Torture, Human Rights, and the Responsibilities of the Canadian Legal System
University of Toronto, Faculty of Law
Bennett Lecture Hall

Kidnapping, false imprisonment, torture, fake execution, ransom taking, death threats and persecution. What else do we need to portray a perfect crime? A dead body? We even have thousands of those! Yet the attorney general of Canada turns a blind eye to these occurrences by attributing these crimes as being acts of a sovereign state.

A significant number of people are killed and tortured every year around the world in the hands of government agents. victims have their skulls smashed, and have their faces, feet and limbs under torture. However, the torturers are assured by immunity on the parts of their own governments.

At the same time, even if a few hundred of those prisoners escape their inferno and enter the free world, even if they are of sufficient mental and physical health to cry for justice, there exist ‘State Immunity Acts” which will protect them from retribution around the world. “ An abject appeasement.”

It seems like little attention is paid to the fact that the doors of justice are closed to the victims in the countries that inflicted pain, torture and suffering, and little attention is paid to the fact that even if there is a kind of inquiry or trial in the violating states, these are nothing more than kangaroo trials and mockeries of justice. Closing the doors of justice to the Canadian victims of torture means closing the doors of justice to them indefinitely, for these individuals will have no other redress.

My story can serve as an example. For months, the son of the President of Iran was chasing me all over Europe! what did he want? Not a fraction of the project that I was involved in. Fully backed by the power base of his father, he wanted the business that I was involved in its entirety, the project that later proved to be the most lucrative oil and gas mega project in the middle east.

_ _ _ _

(Given instruction): Quote the lecture excerpt on torture and state immunity from "Torture, Human Rights, and" up to and including "a sovereign state.".

(Recorded data):
_ _ _ _

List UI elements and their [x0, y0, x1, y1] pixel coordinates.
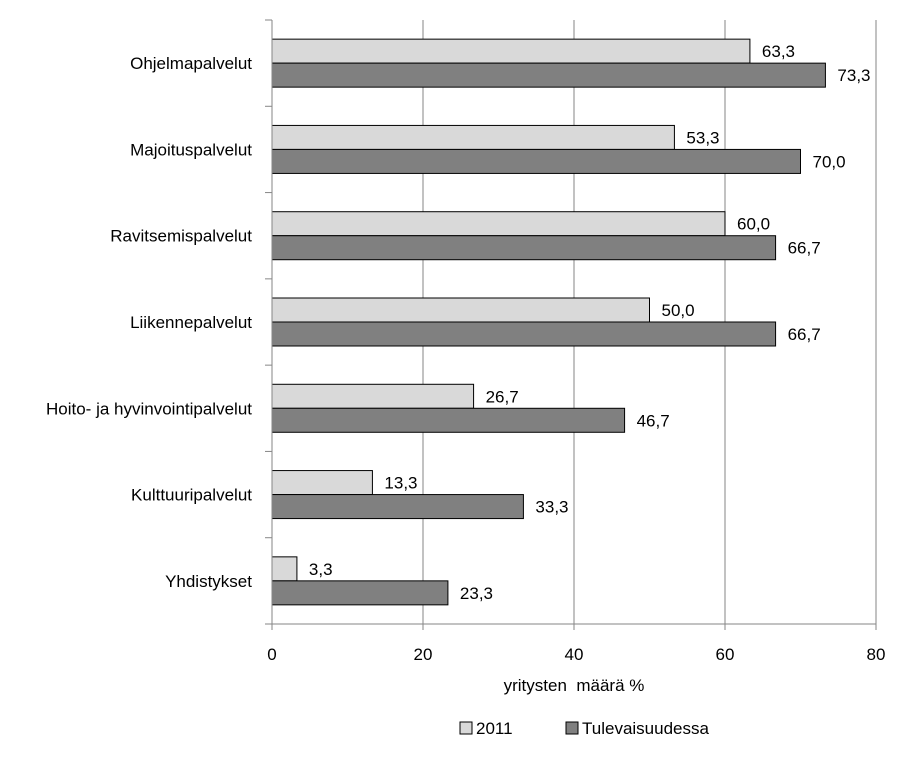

_ _ _ _

(Answer for the task):
Torture, Human Rights, and the Responsibilities of the Canadian Legal System
University of Toronto, Faculty of Law
Bennett Lecture Hall

Kidnapping, false imprisonment, torture, fake execution, ransom taking, death threats and persecution. What else do we need to portray a perfect crime? A dead body? We even have thousands of those! Yet the attorney general of Canada turns a blind eye to these occurrences by attributing these crimes as being acts of a sovereign state.